(Entries from a dataset)
■ ■ ■ ■ ■

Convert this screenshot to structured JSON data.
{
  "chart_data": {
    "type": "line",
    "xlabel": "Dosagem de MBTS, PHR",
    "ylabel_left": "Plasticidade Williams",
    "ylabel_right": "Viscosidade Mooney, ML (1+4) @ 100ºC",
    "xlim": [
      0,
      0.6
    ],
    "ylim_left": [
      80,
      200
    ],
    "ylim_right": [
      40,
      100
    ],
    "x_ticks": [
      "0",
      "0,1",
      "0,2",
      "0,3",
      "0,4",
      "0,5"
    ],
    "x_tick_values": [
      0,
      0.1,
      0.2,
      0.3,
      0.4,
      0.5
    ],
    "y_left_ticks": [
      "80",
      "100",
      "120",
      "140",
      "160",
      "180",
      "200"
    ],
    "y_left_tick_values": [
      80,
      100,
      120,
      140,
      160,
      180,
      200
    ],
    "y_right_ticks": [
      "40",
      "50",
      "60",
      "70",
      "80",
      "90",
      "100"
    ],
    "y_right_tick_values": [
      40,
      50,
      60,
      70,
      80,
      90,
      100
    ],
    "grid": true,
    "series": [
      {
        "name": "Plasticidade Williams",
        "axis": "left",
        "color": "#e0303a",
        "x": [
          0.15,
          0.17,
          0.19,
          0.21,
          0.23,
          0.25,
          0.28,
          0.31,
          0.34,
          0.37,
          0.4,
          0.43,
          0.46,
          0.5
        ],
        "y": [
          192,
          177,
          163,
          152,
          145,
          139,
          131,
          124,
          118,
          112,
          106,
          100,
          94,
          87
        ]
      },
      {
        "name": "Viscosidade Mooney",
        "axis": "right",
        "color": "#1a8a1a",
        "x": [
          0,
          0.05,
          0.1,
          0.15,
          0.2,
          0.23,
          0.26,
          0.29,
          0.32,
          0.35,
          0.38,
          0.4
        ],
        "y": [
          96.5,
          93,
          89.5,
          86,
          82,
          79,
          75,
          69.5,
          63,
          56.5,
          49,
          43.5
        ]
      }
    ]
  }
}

■ ■ ■ ■ ■

▶ _Objective_: Please repeat the listing exactly, with nothing left out.

▶ _Reply to the task_:
Convert this screenshot to structured JSON data.
{
  "chart_data": {
    "type": "line",
    "xlabel": "Dosagem de MBTS, PHR",
    "ylabel_left": "Plasticidade Williams",
    "ylabel_right": "Viscosidade Mooney, ML (1+4) @ 100ºC",
    "xlim": [
      0,
      0.6
    ],
    "ylim_left": [
      80,
      200
    ],
    "ylim_right": [
      40,
      100
    ],
    "x_ticks": [
      "0",
      "0,1",
      "0,2",
      "0,3",
      "0,4",
      "0,5"
    ],
    "x_tick_values": [
      0,
      0.1,
      0.2,
      0.3,
      0.4,
      0.5
    ],
    "y_left_ticks": [
      "80",
      "100",
      "120",
      "140",
      "160",
      "180",
      "200"
    ],
    "y_left_tick_values": [
      80,
      100,
      120,
      140,
      160,
      180,
      200
    ],
    "y_right_ticks": [
      "40",
      "50",
      "60",
      "70",
      "80",
      "90",
      "100"
    ],
    "y_right_tick_values": [
      40,
      50,
      60,
      70,
      80,
      90,
      100
    ],
    "grid": true,
    "series": [
      {
        "name": "Plasticidade Williams",
        "axis": "left",
        "color": "#e0303a",
        "x": [
          0.15,
          0.17,
          0.19,
          0.21,
          0.23,
          0.25,
          0.28,
          0.31,
          0.34,
          0.37,
          0.4,
          0.43,
          0.46,
          0.5
        ],
        "y": [
          192,
          177,
          163,
          152,
          145,
          139,
          131,
          124,
          118,
          112,
          106,
          100,
          94,
          87
        ]
      },
      {
        "name": "Viscosidade Mooney",
        "axis": "right",
        "color": "#1a8a1a",
        "x": [
          0,
          0.05,
          0.1,
          0.15,
          0.2,
          0.23,
          0.26,
          0.29,
          0.32,
          0.35,
          0.38,
          0.4
        ],
        "y": [
          96.5,
          93,
          89.5,
          86,
          82,
          79,
          75,
          69.5,
          63,
          56.5,
          49,
          43.5
        ]
      }
    ]
  }
}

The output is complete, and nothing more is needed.